Return each line of the records with nothing changed, pictures excepted.

== Material supplied ==

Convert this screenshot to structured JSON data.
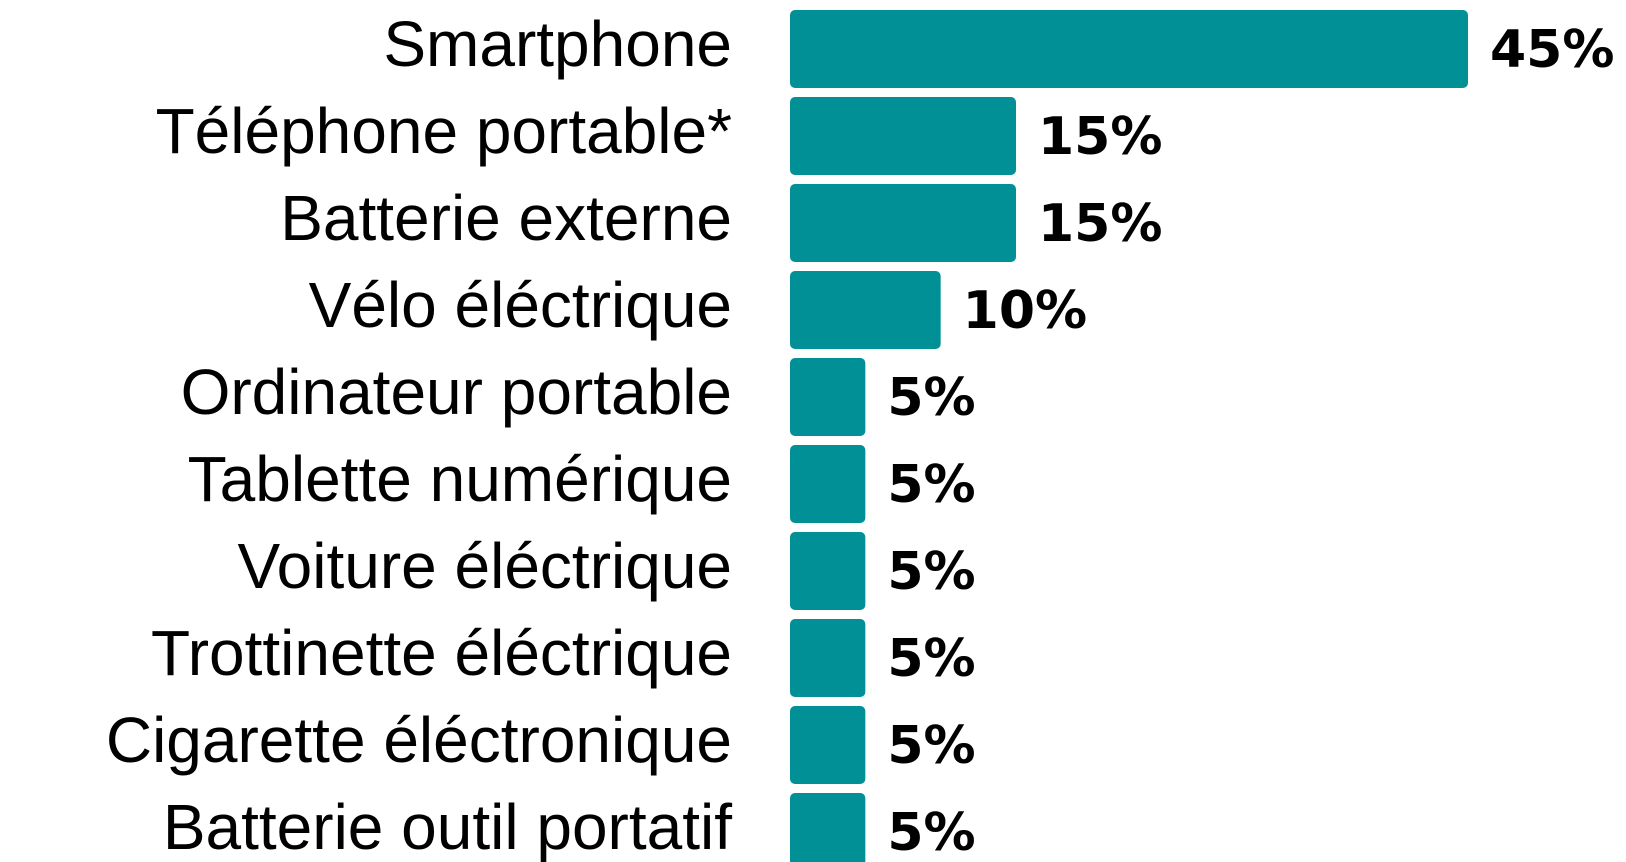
{
  "chart_data": {
    "type": "bar",
    "orientation": "horizontal",
    "categories": [
      "Smartphone",
      "Téléphone portable*",
      "Batterie externe",
      "Vélo éléctrique",
      "Ordinateur portable",
      "Tablette numérique",
      "Voiture éléctrique",
      "Trottinette éléctrique",
      "Cigarette éléctronique",
      "Batterie outil portatif"
    ],
    "values": [
      45,
      15,
      15,
      10,
      5,
      5,
      5,
      5,
      5,
      5
    ],
    "value_labels": [
      "45%",
      "15%",
      "15%",
      "10%",
      "5%",
      "5%",
      "5%",
      "5%",
      "5%",
      "5%"
    ],
    "color": "#009096"
  }
}
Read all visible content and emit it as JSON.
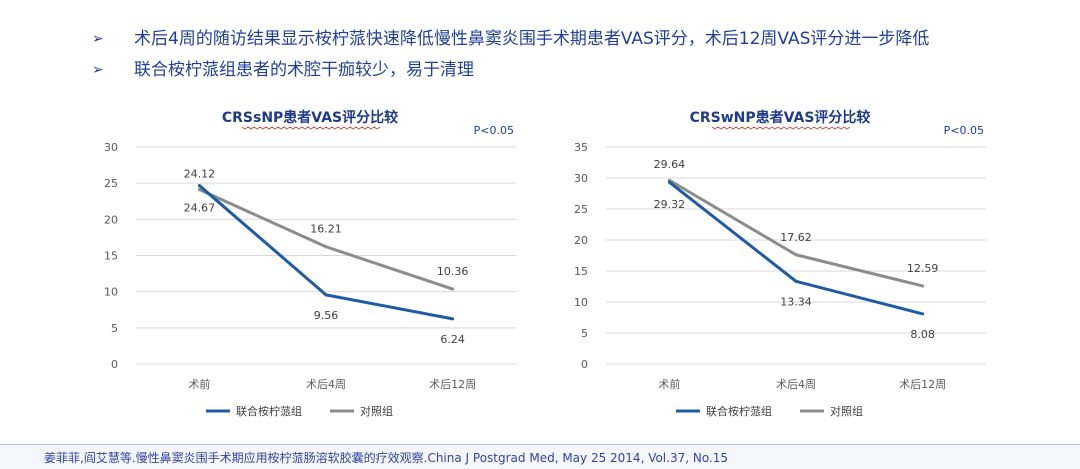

===

Response to the exercise:
Convert this screenshot to structured JSON data.
{
  "chart_data": {
    "type": "bar",
    "orientation": "horizontal",
    "categories": [
      "Smartphone",
      "Téléphone portable*",
      "Batterie externe",
      "Vélo éléctrique",
      "Ordinateur portable",
      "Tablette numérique",
      "Voiture éléctrique",
      "Trottinette éléctrique",
      "Cigarette éléctronique",
      "Batterie outil portatif"
    ],
    "values": [
      45,
      15,
      15,
      10,
      5,
      5,
      5,
      5,
      5,
      5
    ],
    "value_labels": [
      "45%",
      "15%",
      "15%",
      "10%",
      "5%",
      "5%",
      "5%",
      "5%",
      "5%",
      "5%"
    ],
    "color": "#009096"
  }
}
Read all visible content and emit it as JSON.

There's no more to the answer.